AUFGABENLISTE ->
A. Schreib aus dem Text über die Malerei den Teil wörtlich ab, der bei den Worten „Was man über“ anfängt, und hör nach „Möglichkeit der Selbstwirksamkeit.“ auf.
B. Führe den Text über die Malerei im Anschluss an seinen letzten Satz weiter.

TEXTAUSZUG ->
::::::
Was man über die Malerei auch sehr gut üben kann, ist das Loslassen von unangenehmen Gefühlen. Ganz egal, ob man ungegenständlich oder gegenständlich malt, kann man das, was belastet, in ein Bild packen. Selbst wenn es handwerklich nicht perfekt wird, wird man beim Malen bemerken, dass es einen Ausdruck bekommt. Denn das, was unsere Seele belastet, ist ja das, was nicht ausgesprochen werden kann oder darf. In dem Moment, wo ich es aber vor mir auf dem Papier habe, kann ich es sehen, ich kann es auch verändern. Auch hier habe ich die Möglichkeit der Selbstwirksamkeit.

Auch die unterschiedlichen Malmedien verdienen es, beachtet zu werden. So kann man zum Beispiel mit Wasserfarben sehr gut das Fließen lassen üben, während man mit den festen Medien wie Öl oder Acryl durch ein vielfaches Übereinandermalen erleben kann, dass man Dinge überschreiben kann, dass der erste Versuch nicht unbedingt perfekt sein muss. Die Liste der Dinge, die man üben kann, ist lang. Ich lade meine SchülerInnen immer dazu ein, eigene Experimente dazu zu machen, selber kreativ zu werden.
::::::
AUFLISTUNG ->
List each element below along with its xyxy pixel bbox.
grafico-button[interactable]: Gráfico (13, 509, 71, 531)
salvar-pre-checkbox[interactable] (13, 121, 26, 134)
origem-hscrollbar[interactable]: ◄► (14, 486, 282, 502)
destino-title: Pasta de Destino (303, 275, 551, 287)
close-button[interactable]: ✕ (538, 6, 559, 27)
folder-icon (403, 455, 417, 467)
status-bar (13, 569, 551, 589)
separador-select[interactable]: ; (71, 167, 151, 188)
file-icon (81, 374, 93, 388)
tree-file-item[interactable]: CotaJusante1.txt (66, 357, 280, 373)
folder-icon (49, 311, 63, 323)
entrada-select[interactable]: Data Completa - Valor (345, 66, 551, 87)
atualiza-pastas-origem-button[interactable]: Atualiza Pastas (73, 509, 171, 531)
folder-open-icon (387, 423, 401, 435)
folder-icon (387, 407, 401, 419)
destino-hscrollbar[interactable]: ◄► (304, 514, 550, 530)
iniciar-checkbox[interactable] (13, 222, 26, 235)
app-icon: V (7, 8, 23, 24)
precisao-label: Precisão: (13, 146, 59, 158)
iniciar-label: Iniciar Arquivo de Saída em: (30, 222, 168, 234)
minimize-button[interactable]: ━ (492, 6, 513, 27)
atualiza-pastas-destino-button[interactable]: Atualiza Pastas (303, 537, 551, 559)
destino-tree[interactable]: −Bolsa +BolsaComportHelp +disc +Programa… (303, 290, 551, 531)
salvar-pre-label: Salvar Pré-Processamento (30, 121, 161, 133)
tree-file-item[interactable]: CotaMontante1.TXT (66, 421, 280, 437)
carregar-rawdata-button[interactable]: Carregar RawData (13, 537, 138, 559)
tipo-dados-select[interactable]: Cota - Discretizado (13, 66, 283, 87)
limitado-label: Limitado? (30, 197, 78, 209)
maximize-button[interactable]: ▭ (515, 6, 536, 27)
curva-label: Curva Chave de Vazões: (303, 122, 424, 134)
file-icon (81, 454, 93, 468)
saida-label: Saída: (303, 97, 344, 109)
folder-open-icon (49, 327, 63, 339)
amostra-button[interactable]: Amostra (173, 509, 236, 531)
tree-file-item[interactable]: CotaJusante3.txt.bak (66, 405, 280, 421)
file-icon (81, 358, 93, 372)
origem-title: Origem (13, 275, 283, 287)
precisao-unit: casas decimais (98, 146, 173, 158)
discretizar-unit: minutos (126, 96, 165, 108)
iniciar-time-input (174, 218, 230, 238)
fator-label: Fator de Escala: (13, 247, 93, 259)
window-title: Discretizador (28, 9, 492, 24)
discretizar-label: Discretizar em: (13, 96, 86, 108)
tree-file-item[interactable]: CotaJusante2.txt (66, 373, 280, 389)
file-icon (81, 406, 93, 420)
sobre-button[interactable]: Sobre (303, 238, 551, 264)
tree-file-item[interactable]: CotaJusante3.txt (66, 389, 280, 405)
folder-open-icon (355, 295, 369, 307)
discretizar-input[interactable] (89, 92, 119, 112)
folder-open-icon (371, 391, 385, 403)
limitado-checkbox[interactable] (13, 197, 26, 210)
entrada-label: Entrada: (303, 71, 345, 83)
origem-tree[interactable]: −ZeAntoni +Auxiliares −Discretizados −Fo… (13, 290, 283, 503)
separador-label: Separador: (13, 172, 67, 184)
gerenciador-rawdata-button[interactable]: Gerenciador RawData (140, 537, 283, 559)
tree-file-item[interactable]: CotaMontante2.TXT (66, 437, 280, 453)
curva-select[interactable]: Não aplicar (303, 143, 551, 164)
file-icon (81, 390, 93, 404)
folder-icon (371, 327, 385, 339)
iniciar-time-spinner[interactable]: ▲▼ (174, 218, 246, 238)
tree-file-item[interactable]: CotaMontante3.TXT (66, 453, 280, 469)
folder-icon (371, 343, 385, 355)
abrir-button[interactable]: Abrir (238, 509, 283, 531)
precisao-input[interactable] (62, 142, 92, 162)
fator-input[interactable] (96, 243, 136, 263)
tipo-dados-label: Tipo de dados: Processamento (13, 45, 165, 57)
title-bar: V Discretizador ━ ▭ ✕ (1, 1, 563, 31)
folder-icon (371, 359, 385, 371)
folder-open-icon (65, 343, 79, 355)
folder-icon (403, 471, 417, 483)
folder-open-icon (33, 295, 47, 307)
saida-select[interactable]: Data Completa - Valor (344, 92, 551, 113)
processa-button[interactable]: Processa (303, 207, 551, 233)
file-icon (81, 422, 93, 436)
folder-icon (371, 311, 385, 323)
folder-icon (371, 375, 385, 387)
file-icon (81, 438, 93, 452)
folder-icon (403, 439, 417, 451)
::::::
LÖSUNGEN ->
A.
Was man über die Malerei auch sehr gut üben kann, ist das Loslassen von unangenehmen Gefühlen. Ganz egal, ob man ungegenständlich oder gegenständlich malt, kann man das, was belastet, in ein Bild packen. Selbst wenn es handwerklich nicht perfekt wird, wird man beim Malen bemerken, dass es einen Ausdruck bekommt. Denn das, was unsere Seele belastet, ist ja das, was nicht ausgesprochen werden kann oder darf. In dem Moment, wo ich es aber vor mir auf dem Papier habe, kann ich es sehen, ich kann es auch verändern. Auch hier habe ich die Möglichkeit der Selbstwirksamkeit.

B.
Wichtig ist vor allem aber eines, ob beim Zeichnen oder Malen. Nachahmen ist völlig in Ordnung, wenn wir etwas lernen wollen. Denn der Mensch lernt am meisten durch Nachahmen. Aber kreativ sein heißt dann, mit dem Gelernten das Eigene auszudrücken, Querverbindungen zu anderen Erlebnissen herzustellen und so etwas Neues, Authentisches zu schaffen.

Wer so gestärkt durchs Leben geht, wird deshalb genauso auf Schwierigkeiten stoßen wie andere, aber er wird anders damit umgehen können und Lösungen finden, wo andere keine sehen.